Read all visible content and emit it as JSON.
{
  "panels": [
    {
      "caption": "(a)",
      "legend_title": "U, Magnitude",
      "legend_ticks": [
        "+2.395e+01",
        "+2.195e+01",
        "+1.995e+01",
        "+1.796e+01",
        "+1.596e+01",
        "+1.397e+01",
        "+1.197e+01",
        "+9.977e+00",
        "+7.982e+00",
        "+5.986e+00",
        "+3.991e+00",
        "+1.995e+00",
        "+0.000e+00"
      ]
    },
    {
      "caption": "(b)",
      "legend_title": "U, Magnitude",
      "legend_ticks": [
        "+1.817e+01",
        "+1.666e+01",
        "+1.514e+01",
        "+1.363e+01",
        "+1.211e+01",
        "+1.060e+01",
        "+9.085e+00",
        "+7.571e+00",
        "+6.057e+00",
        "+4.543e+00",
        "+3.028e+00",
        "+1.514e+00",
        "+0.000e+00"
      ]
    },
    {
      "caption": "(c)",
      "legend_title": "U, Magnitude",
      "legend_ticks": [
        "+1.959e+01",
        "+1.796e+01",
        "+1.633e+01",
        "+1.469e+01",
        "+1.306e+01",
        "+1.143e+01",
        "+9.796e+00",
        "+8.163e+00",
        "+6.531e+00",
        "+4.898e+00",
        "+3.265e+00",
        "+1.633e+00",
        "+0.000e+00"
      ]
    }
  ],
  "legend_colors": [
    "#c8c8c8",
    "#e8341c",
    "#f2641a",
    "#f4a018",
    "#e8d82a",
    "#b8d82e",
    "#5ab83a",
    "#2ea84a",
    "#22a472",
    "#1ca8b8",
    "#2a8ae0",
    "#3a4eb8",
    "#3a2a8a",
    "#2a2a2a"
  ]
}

--------

EXERCISE REQUIREMENTS
Above are some records; extract every one of them exactly.

ANSWER BELOW
Read all visible content and emit it as JSON.
{
  "panels": [
    {
      "caption": "(a)",
      "legend_title": "U, Magnitude",
      "legend_ticks": [
        "+2.395e+01",
        "+2.195e+01",
        "+1.995e+01",
        "+1.796e+01",
        "+1.596e+01",
        "+1.397e+01",
        "+1.197e+01",
        "+9.977e+00",
        "+7.982e+00",
        "+5.986e+00",
        "+3.991e+00",
        "+1.995e+00",
        "+0.000e+00"
      ]
    },
    {
      "caption": "(b)",
      "legend_title": "U, Magnitude",
      "legend_ticks": [
        "+1.817e+01",
        "+1.666e+01",
        "+1.514e+01",
        "+1.363e+01",
        "+1.211e+01",
        "+1.060e+01",
        "+9.085e+00",
        "+7.571e+00",
        "+6.057e+00",
        "+4.543e+00",
        "+3.028e+00",
        "+1.514e+00",
        "+0.000e+00"
      ]
    },
    {
      "caption": "(c)",
      "legend_title": "U, Magnitude",
      "legend_ticks": [
        "+1.959e+01",
        "+1.796e+01",
        "+1.633e+01",
        "+1.469e+01",
        "+1.306e+01",
        "+1.143e+01",
        "+9.796e+00",
        "+8.163e+00",
        "+6.531e+00",
        "+4.898e+00",
        "+3.265e+00",
        "+1.633e+00",
        "+0.000e+00"
      ]
    }
  ],
  "legend_colors": [
    "#c8c8c8",
    "#e8341c",
    "#f2641a",
    "#f4a018",
    "#e8d82a",
    "#b8d82e",
    "#5ab83a",
    "#2ea84a",
    "#22a472",
    "#1ca8b8",
    "#2a8ae0",
    "#3a4eb8",
    "#3a2a8a",
    "#2a2a2a"
  ]
}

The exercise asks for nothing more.